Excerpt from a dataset
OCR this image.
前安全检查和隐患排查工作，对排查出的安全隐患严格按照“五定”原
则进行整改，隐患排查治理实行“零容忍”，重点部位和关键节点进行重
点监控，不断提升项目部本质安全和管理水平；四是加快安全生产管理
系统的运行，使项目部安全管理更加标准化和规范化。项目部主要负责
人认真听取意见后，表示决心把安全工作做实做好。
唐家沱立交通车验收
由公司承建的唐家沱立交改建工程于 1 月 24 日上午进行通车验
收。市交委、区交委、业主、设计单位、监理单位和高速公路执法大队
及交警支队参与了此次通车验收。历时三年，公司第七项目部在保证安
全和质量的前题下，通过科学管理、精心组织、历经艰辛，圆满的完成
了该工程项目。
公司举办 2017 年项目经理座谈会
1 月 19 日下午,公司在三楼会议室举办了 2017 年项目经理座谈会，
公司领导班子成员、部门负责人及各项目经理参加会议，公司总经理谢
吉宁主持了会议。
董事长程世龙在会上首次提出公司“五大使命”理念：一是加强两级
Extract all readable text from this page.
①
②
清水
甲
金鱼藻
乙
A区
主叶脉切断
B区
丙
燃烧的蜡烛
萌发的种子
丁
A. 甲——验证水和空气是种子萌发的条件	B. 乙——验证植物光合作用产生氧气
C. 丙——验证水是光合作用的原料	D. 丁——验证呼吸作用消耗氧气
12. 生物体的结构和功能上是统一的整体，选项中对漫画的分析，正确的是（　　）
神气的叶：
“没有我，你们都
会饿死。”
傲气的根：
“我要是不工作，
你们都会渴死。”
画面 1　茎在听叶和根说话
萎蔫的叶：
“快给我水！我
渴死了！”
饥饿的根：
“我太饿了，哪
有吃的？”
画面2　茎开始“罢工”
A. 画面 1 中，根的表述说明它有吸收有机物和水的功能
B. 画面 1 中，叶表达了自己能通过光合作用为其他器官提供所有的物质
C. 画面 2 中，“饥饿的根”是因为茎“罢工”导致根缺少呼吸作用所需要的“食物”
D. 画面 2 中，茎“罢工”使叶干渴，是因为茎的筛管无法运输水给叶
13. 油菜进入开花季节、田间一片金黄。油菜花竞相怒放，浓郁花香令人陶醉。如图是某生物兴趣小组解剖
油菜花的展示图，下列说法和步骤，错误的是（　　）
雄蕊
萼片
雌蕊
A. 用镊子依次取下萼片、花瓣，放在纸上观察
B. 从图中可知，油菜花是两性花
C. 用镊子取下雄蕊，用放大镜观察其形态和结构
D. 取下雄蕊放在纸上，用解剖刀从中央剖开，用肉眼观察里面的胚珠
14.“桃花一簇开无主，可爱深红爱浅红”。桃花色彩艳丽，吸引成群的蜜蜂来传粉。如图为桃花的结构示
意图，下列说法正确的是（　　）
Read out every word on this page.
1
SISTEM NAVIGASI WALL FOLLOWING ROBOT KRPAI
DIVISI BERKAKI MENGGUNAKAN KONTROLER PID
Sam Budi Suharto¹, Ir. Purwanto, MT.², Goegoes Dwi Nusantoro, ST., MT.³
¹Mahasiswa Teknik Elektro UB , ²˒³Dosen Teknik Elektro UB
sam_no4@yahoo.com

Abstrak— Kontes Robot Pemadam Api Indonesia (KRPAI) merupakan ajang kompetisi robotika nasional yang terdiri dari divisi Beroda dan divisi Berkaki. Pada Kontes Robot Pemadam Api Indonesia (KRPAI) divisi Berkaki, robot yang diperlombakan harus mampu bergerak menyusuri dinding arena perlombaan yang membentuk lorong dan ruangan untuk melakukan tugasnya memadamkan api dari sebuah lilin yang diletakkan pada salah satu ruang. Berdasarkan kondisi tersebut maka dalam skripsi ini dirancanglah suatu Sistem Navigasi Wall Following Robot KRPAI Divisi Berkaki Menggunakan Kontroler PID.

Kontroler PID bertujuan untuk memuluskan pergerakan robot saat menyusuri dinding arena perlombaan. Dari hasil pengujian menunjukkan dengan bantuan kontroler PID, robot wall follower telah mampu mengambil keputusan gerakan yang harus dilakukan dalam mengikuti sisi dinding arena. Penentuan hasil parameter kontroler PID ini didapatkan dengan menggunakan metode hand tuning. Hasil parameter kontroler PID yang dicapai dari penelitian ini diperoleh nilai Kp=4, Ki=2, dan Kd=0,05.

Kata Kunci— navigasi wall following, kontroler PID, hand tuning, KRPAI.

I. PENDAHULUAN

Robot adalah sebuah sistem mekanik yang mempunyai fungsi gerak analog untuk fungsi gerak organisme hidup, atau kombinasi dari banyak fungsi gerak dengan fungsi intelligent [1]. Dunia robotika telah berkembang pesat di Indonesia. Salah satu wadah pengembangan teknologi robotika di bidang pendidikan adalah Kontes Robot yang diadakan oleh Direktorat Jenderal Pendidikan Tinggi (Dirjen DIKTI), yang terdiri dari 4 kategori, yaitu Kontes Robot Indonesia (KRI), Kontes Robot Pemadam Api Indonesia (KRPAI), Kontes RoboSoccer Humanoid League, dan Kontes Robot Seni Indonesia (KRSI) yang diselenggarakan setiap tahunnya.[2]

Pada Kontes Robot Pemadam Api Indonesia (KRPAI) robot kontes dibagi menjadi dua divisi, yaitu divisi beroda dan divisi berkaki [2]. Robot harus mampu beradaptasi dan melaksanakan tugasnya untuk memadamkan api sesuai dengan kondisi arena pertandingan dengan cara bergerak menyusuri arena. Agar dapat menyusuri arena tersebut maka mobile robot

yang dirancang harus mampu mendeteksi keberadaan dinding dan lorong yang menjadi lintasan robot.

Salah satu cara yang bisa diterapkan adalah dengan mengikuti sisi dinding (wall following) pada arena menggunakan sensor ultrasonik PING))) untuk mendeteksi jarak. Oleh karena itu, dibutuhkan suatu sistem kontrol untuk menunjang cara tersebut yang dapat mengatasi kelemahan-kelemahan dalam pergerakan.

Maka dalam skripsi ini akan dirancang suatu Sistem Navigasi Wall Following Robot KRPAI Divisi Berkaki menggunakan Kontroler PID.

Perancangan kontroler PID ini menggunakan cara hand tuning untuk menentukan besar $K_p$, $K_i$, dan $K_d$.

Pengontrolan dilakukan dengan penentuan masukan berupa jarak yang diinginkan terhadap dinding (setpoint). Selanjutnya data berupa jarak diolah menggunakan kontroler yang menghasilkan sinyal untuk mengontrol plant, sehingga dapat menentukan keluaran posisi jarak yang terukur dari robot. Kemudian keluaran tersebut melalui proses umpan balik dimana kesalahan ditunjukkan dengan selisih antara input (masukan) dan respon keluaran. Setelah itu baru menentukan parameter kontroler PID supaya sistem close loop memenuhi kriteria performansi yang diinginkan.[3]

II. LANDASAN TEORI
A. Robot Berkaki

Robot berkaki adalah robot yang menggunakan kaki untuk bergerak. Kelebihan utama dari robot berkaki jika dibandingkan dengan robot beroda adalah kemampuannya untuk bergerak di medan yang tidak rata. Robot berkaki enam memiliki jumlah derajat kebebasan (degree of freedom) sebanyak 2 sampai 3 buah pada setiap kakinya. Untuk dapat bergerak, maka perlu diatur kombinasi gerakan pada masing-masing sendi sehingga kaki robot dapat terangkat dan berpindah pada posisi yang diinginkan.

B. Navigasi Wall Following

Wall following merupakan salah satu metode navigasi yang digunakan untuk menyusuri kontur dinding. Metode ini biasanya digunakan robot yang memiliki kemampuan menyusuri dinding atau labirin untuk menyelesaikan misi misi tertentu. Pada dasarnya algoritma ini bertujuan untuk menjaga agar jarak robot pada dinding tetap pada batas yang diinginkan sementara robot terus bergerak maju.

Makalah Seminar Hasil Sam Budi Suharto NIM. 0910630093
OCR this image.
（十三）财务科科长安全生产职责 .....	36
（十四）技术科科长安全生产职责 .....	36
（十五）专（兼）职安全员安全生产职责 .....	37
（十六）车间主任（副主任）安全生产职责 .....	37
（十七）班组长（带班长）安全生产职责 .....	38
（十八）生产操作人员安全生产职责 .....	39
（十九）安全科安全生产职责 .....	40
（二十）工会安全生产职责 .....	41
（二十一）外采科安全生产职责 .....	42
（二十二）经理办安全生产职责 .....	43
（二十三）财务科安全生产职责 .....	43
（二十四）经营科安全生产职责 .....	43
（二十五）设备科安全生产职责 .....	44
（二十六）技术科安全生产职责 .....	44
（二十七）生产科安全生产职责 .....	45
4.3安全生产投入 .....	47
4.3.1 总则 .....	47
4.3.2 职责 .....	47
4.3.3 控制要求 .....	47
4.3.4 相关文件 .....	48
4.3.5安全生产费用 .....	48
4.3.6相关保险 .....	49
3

> **EXERCISE DIRECTIONS**: Pull out every line in the data above that has the word "年项目经理座谈会".

> **ANSWER IN FULL**:
公司举办 2017 年项目经理座谈会
1 月 19 日下午,公司在三楼会议室举办了 2017 年项目经理座谈会，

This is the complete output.